Given request | Can you write out all the lines word for word, with no pictures?

Given data |

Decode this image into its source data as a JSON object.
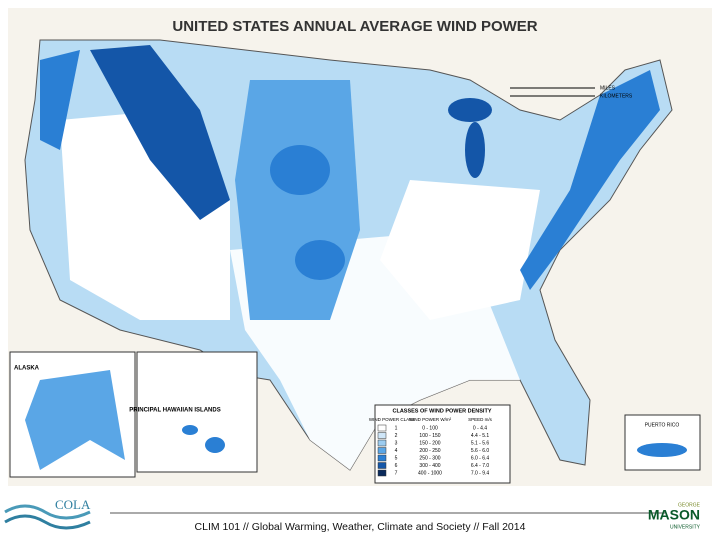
{
  "map": {
    "title": "UNITED STATES ANNUAL AVERAGE WIND POWER",
    "insets": {
      "alaska": "ALASKA",
      "hawaii": "PRINCIPAL HAWAIIAN ISLANDS",
      "puerto_rico": "PUERTO RICO"
    },
    "scale": {
      "miles": "MILES",
      "kilometers": "KILOMETERS"
    },
    "legend": {
      "title": "CLASSES OF WIND POWER DENSITY",
      "header": [
        "WIND POWER CLASS",
        "WIND POWER W/m²",
        "SPEED m/s"
      ],
      "rows": [
        [
          "1",
          "0 - 100",
          "0 - 4.4"
        ],
        [
          "2",
          "100 - 150",
          "4.4 - 5.1"
        ],
        [
          "3",
          "150 - 200",
          "5.1 - 5.6"
        ],
        [
          "4",
          "200 - 250",
          "5.6 - 6.0"
        ],
        [
          "5",
          "250 - 300",
          "6.0 - 6.4"
        ],
        [
          "6",
          "300 - 400",
          "6.4 - 7.0"
        ],
        [
          "7",
          "400 - 1000",
          "7.0 - 9.4"
        ]
      ],
      "colors": [
        "#ffffff",
        "#cfe6f8",
        "#9cccf0",
        "#5aa6e6",
        "#2a7fd4",
        "#1456a8",
        "#0a2a5c"
      ]
    },
    "footer": {
      "text": "CLIM 101 // Global Warming, Weather, Climate and Society // Fall 2014",
      "left_logo": "COLA",
      "right_logo": [
        "GEORGE",
        "MASON",
        "UNIVERSITY"
      ]
    }
  }
}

Output |
Decode this image into its source data as a JSON object.
{
  "map": {
    "title": "UNITED STATES ANNUAL AVERAGE WIND POWER",
    "insets": {
      "alaska": "ALASKA",
      "hawaii": "PRINCIPAL HAWAIIAN ISLANDS",
      "puerto_rico": "PUERTO RICO"
    },
    "scale": {
      "miles": "MILES",
      "kilometers": "KILOMETERS"
    },
    "legend": {
      "title": "CLASSES OF WIND POWER DENSITY",
      "header": [
        "WIND POWER CLASS",
        "WIND POWER W/m²",
        "SPEED m/s"
      ],
      "rows": [
        [
          "1",
          "0 - 100",
          "0 - 4.4"
        ],
        [
          "2",
          "100 - 150",
          "4.4 - 5.1"
        ],
        [
          "3",
          "150 - 200",
          "5.1 - 5.6"
        ],
        [
          "4",
          "200 - 250",
          "5.6 - 6.0"
        ],
        [
          "5",
          "250 - 300",
          "6.0 - 6.4"
        ],
        [
          "6",
          "300 - 400",
          "6.4 - 7.0"
        ],
        [
          "7",
          "400 - 1000",
          "7.0 - 9.4"
        ]
      ],
      "colors": [
        "#ffffff",
        "#cfe6f8",
        "#9cccf0",
        "#5aa6e6",
        "#2a7fd4",
        "#1456a8",
        "#0a2a5c"
      ]
    },
    "footer": {
      "text": "CLIM 101 // Global Warming, Weather, Climate and Society // Fall 2014",
      "left_logo": "COLA",
      "right_logo": [
        "GEORGE",
        "MASON",
        "UNIVERSITY"
      ]
    }
  }
}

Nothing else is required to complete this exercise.